• WORK TO DO
Search the records for "name" and copy each line that holds it.

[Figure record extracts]

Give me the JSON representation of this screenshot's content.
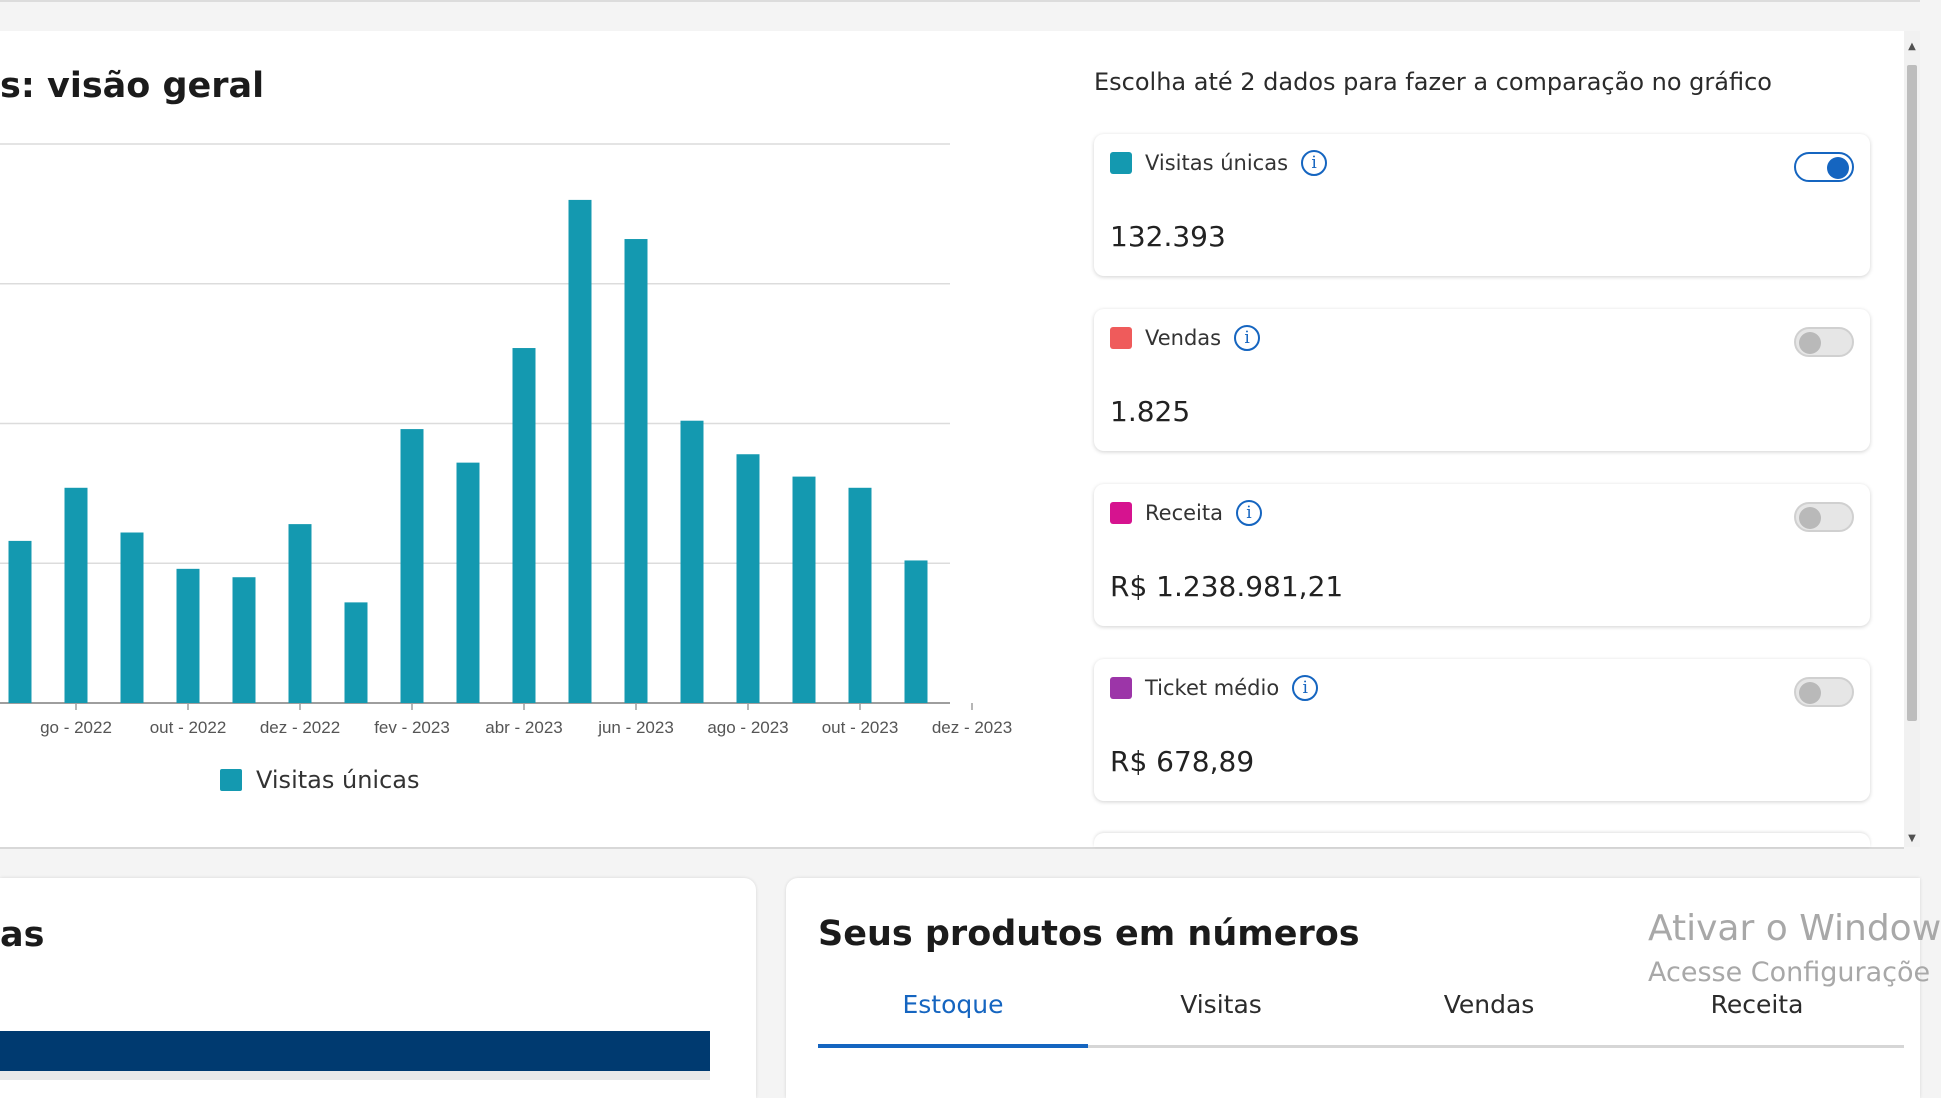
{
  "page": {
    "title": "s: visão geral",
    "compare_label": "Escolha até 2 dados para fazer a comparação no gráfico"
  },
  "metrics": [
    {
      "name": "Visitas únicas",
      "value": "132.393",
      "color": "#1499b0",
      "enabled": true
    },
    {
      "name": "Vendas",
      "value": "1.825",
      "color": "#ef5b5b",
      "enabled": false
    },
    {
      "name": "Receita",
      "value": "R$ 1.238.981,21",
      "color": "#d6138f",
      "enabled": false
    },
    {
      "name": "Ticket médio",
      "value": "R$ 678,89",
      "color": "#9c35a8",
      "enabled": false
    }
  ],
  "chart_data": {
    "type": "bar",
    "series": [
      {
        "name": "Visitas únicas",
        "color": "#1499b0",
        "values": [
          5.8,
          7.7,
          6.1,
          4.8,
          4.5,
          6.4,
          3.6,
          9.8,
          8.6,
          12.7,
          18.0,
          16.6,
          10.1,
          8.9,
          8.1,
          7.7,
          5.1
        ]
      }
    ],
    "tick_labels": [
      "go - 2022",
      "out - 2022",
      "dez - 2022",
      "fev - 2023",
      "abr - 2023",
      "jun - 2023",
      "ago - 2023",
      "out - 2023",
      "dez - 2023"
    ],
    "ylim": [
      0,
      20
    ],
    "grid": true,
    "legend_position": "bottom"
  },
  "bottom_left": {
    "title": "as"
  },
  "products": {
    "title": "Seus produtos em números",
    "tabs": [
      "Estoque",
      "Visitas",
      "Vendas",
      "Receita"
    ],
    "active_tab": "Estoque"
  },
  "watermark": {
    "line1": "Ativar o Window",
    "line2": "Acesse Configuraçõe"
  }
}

• ANSWER
      "name": "Visitas únicas",
      "name": "Vendas",
      "name": "Receita",
      "name": "Ticket médio",
        "name": "Visitas únicas",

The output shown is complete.